## What you will do
Transcribe the records below exactly as they appear, omitting any pictures.

### Entries supplied

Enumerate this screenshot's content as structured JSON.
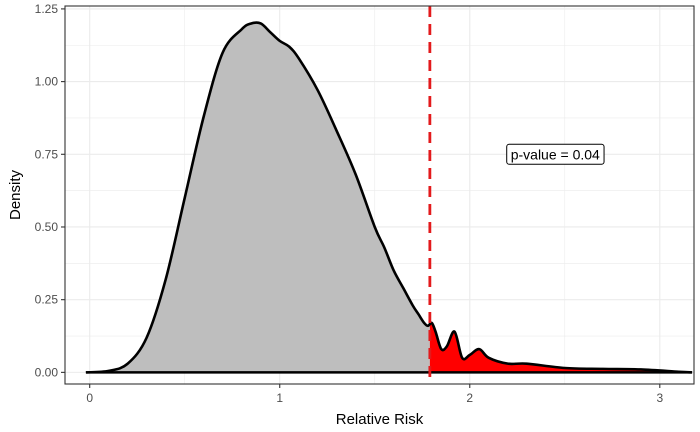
{
  "chart_data": {
    "type": "area",
    "xlabel": "Relative Risk",
    "ylabel": "Density",
    "xlim": [
      -0.13,
      3.18
    ],
    "ylim": [
      -0.04,
      1.26
    ],
    "x_ticks": [
      0,
      1,
      2,
      3
    ],
    "x_tick_labels": [
      "0",
      "1",
      "2",
      "3"
    ],
    "y_ticks": [
      0,
      0.25,
      0.5,
      0.75,
      1.0,
      1.25
    ],
    "y_tick_labels": [
      "0.00",
      "0.25",
      "0.50",
      "0.75",
      "1.00",
      "1.25"
    ],
    "grid": true,
    "threshold": 1.79,
    "annotation": {
      "text": "p-value = 0.04",
      "x": 2.45,
      "y": 0.75
    },
    "series": [
      {
        "x": [
          -0.02,
          0.1,
          0.2,
          0.3,
          0.4,
          0.5,
          0.6,
          0.7,
          0.8,
          0.85,
          0.9,
          0.95,
          1.0,
          1.05,
          1.1,
          1.2,
          1.3,
          1.4,
          1.5,
          1.55,
          1.6,
          1.65,
          1.7,
          1.73,
          1.76,
          1.78,
          1.8,
          1.82,
          1.85,
          1.88,
          1.92,
          1.96,
          2.0,
          2.05,
          2.1,
          2.2,
          2.3,
          2.5,
          2.7,
          2.9,
          3.1,
          3.17
        ],
        "y": [
          0.0,
          0.005,
          0.03,
          0.12,
          0.32,
          0.6,
          0.88,
          1.1,
          1.18,
          1.2,
          1.2,
          1.17,
          1.14,
          1.12,
          1.08,
          0.97,
          0.83,
          0.68,
          0.5,
          0.43,
          0.35,
          0.29,
          0.23,
          0.2,
          0.17,
          0.16,
          0.17,
          0.14,
          0.08,
          0.09,
          0.14,
          0.05,
          0.06,
          0.08,
          0.05,
          0.03,
          0.03,
          0.015,
          0.012,
          0.01,
          0.002,
          0.0
        ]
      }
    ],
    "colors": {
      "left_fill": "#bebebe",
      "right_fill": "#ff0000",
      "curve": "#000000",
      "threshold_line": "#e31a1c",
      "grid": "#ebebeb",
      "panel_border": "#333333"
    }
  }
}
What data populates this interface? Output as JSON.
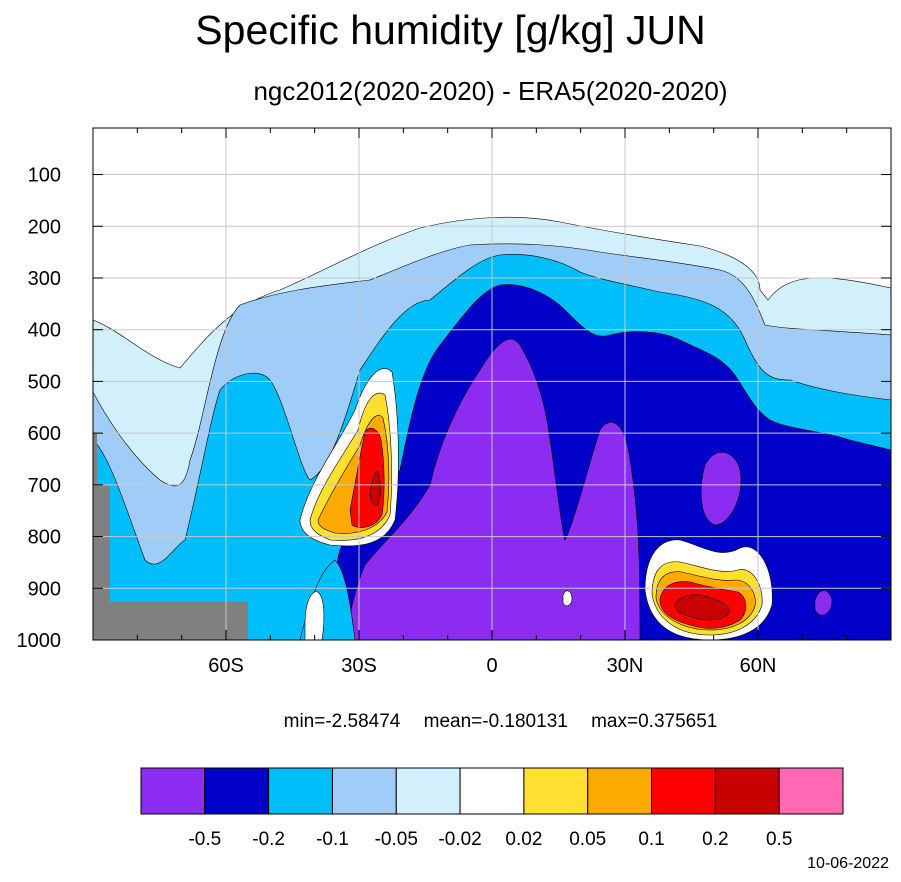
{
  "title": "Specific humidity [g/kg] JUN",
  "subtitle": "ngc2012(2020-2020) - ERA5(2020-2020)",
  "stats": {
    "min": "min=-2.58474",
    "mean": "mean=-0.180131",
    "max": "max=0.375651"
  },
  "date": "10-06-2022",
  "chart_data": {
    "type": "heatmap",
    "title": "Specific humidity [g/kg] JUN",
    "subtitle": "ngc2012(2020-2020) - ERA5(2020-2020)",
    "xlabel": "",
    "ylabel": "",
    "x_axis": {
      "range": [
        -90,
        90
      ],
      "ticks": [
        -60,
        -30,
        0,
        30,
        60
      ],
      "tick_labels": [
        "60S",
        "30S",
        "0",
        "30N",
        "60N"
      ],
      "grid": true
    },
    "y_axis": {
      "range": [
        1000,
        10
      ],
      "ticks": [
        100,
        200,
        300,
        400,
        500,
        600,
        700,
        800,
        900,
        1000
      ],
      "tick_labels": [
        "100",
        "200",
        "300",
        "400",
        "500",
        "600",
        "700",
        "800",
        "900",
        "1000"
      ],
      "grid": true
    },
    "colorbar": {
      "levels": [
        "-0.5",
        "-0.2",
        "-0.1",
        "-0.05",
        "-0.02",
        "0.02",
        "0.05",
        "0.1",
        "0.2",
        "0.5"
      ],
      "colors": [
        "#8c2cf0",
        "#0000c8",
        "#00bef9",
        "#a0cdf8",
        "#d2f0fc",
        "#ffffff",
        "#ffe030",
        "#ffaa00",
        "#ff0000",
        "#c80000",
        "#ff69b4"
      ]
    },
    "missing_color": "#808080",
    "contour_regions": [
      {
        "level": "-0.02",
        "shape": [
          [
            -90,
            380
          ],
          [
            -86,
            390
          ],
          [
            -78,
            420
          ],
          [
            -66,
            470
          ],
          [
            -60,
            430
          ],
          [
            -45,
            360
          ],
          [
            -30,
            300
          ],
          [
            -15,
            235
          ],
          [
            0,
            190
          ],
          [
            15,
            182
          ],
          [
            30,
            195
          ],
          [
            45,
            230
          ],
          [
            60,
            270
          ],
          [
            65,
            320
          ],
          [
            68,
            300
          ],
          [
            90,
            320
          ],
          [
            90,
            1000
          ],
          [
            -90,
            1000
          ]
        ]
      },
      {
        "level": "-0.05",
        "shape": [
          [
            -90,
            520
          ],
          [
            -86,
            620
          ],
          [
            -78,
            660
          ],
          [
            -70,
            720
          ],
          [
            -66,
            600
          ],
          [
            -60,
            380
          ],
          [
            -45,
            320
          ],
          [
            -30,
            260
          ],
          [
            -15,
            240
          ],
          [
            0,
            236
          ],
          [
            15,
            240
          ],
          [
            30,
            250
          ],
          [
            45,
            260
          ],
          [
            60,
            280
          ],
          [
            66,
            290
          ],
          [
            90,
            290
          ],
          [
            90,
            1000
          ],
          [
            -90,
            1000
          ]
        ]
      }
    ],
    "extremes": {
      "min": -2.58474,
      "mean": -0.180131,
      "max": 0.375651
    }
  }
}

######

## Finished task
Enumerate this screenshot's content as structured JSON.
{
  "chart_data": {
    "type": "area",
    "xlabel": "Relative Risk",
    "ylabel": "Density",
    "xlim": [
      -0.13,
      3.18
    ],
    "ylim": [
      -0.04,
      1.26
    ],
    "x_ticks": [
      0,
      1,
      2,
      3
    ],
    "x_tick_labels": [
      "0",
      "1",
      "2",
      "3"
    ],
    "y_ticks": [
      0,
      0.25,
      0.5,
      0.75,
      1.0,
      1.25
    ],
    "y_tick_labels": [
      "0.00",
      "0.25",
      "0.50",
      "0.75",
      "1.00",
      "1.25"
    ],
    "grid": true,
    "threshold": 1.79,
    "annotation": {
      "text": "p-value = 0.04",
      "x": 2.45,
      "y": 0.75
    },
    "series": [
      {
        "x": [
          -0.02,
          0.1,
          0.2,
          0.3,
          0.4,
          0.5,
          0.6,
          0.7,
          0.8,
          0.85,
          0.9,
          0.95,
          1.0,
          1.05,
          1.1,
          1.2,
          1.3,
          1.4,
          1.5,
          1.55,
          1.6,
          1.65,
          1.7,
          1.73,
          1.76,
          1.78,
          1.8,
          1.82,
          1.85,
          1.88,
          1.92,
          1.96,
          2.0,
          2.05,
          2.1,
          2.2,
          2.3,
          2.5,
          2.7,
          2.9,
          3.1,
          3.17
        ],
        "y": [
          0.0,
          0.005,
          0.03,
          0.12,
          0.32,
          0.6,
          0.88,
          1.1,
          1.18,
          1.2,
          1.2,
          1.17,
          1.14,
          1.12,
          1.08,
          0.97,
          0.83,
          0.68,
          0.5,
          0.43,
          0.35,
          0.29,
          0.23,
          0.2,
          0.17,
          0.16,
          0.17,
          0.14,
          0.08,
          0.09,
          0.14,
          0.05,
          0.06,
          0.08,
          0.05,
          0.03,
          0.03,
          0.015,
          0.012,
          0.01,
          0.002,
          0.0
        ]
      }
    ],
    "colors": {
      "left_fill": "#bebebe",
      "right_fill": "#ff0000",
      "curve": "#000000",
      "threshold_line": "#e31a1c",
      "grid": "#ebebeb",
      "panel_border": "#333333"
    }
  }
}
What data populates this interface? Output as JSON.
{
  "title": "Specific humidity [g/kg] JUN",
  "subtitle": "ngc2012(2020-2020) - ERA5(2020-2020)",
  "stats": {
    "min": "min=-2.58474",
    "mean": "mean=-0.180131",
    "max": "max=0.375651"
  },
  "date": "10-06-2022",
  "chart_data": {
    "type": "heatmap",
    "title": "Specific humidity [g/kg] JUN",
    "subtitle": "ngc2012(2020-2020) - ERA5(2020-2020)",
    "xlabel": "",
    "ylabel": "",
    "x_axis": {
      "range": [
        -90,
        90
      ],
      "ticks": [
        -60,
        -30,
        0,
        30,
        60
      ],
      "tick_labels": [
        "60S",
        "30S",
        "0",
        "30N",
        "60N"
      ],
      "grid": true
    },
    "y_axis": {
      "range": [
        1000,
        10
      ],
      "ticks": [
        100,
        200,
        300,
        400,
        500,
        600,
        700,
        800,
        900,
        1000
      ],
      "tick_labels": [
        "100",
        "200",
        "300",
        "400",
        "500",
        "600",
        "700",
        "800",
        "900",
        "1000"
      ],
      "grid": true
    },
    "colorbar": {
      "levels": [
        "-0.5",
        "-0.2",
        "-0.1",
        "-0.05",
        "-0.02",
        "0.02",
        "0.05",
        "0.1",
        "0.2",
        "0.5"
      ],
      "colors": [
        "#8c2cf0",
        "#0000c8",
        "#00bef9",
        "#a0cdf8",
        "#d2f0fc",
        "#ffffff",
        "#ffe030",
        "#ffaa00",
        "#ff0000",
        "#c80000",
        "#ff69b4"
      ]
    },
    "missing_color": "#808080",
    "contour_regions": [
      {
        "level": "-0.02",
        "shape": [
          [
            -90,
            380
          ],
          [
            -86,
            390
          ],
          [
            -78,
            420
          ],
          [
            -66,
            470
          ],
          [
            -60,
            430
          ],
          [
            -45,
            360
          ],
          [
            -30,
            300
          ],
          [
            -15,
            235
          ],
          [
            0,
            190
          ],
          [
            15,
            182
          ],
          [
            30,
            195
          ],
          [
            45,
            230
          ],
          [
            60,
            270
          ],
          [
            65,
            320
          ],
          [
            68,
            300
          ],
          [
            90,
            320
          ],
          [
            90,
            1000
          ],
          [
            -90,
            1000
          ]
        ]
      },
      {
        "level": "-0.05",
        "shape": [
          [
            -90,
            520
          ],
          [
            -86,
            620
          ],
          [
            -78,
            660
          ],
          [
            -70,
            720
          ],
          [
            -66,
            600
          ],
          [
            -60,
            380
          ],
          [
            -45,
            320
          ],
          [
            -30,
            260
          ],
          [
            -15,
            240
          ],
          [
            0,
            236
          ],
          [
            15,
            240
          ],
          [
            30,
            250
          ],
          [
            45,
            260
          ],
          [
            60,
            280
          ],
          [
            66,
            290
          ],
          [
            90,
            290
          ],
          [
            90,
            1000
          ],
          [
            -90,
            1000
          ]
        ]
      }
    ],
    "extremes": {
      "min": -2.58474,
      "mean": -0.180131,
      "max": 0.375651
    }
  }
}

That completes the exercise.